- _AIM OF THE TASK_
Examine each line of the data. Copy those that contain the string "cell".

- _AVAILABLE RECORDS_

════

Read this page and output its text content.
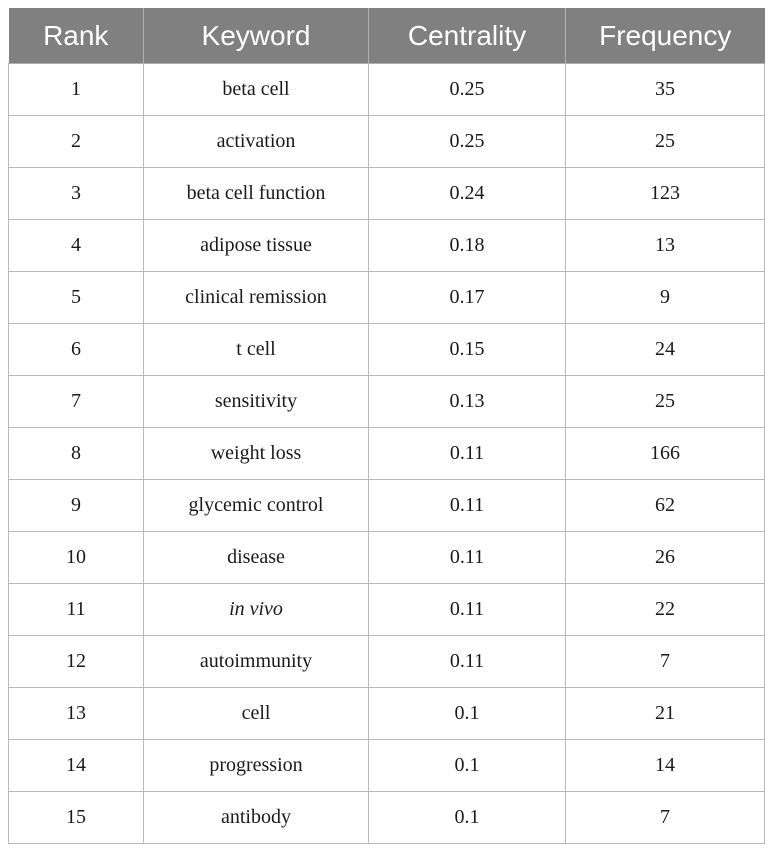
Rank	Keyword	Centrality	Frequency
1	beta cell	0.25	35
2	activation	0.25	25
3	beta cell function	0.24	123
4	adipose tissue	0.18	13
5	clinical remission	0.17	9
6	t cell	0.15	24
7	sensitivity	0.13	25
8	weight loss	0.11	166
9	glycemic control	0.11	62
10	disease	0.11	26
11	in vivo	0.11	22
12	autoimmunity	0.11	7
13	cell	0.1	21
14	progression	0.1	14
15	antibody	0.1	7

════

- _RESPONSE FOR THIS EXERCISE_
1	beta cell	0.25	35
3	beta cell function	0.24	123
6	t cell	0.15	24
13	cell	0.1	21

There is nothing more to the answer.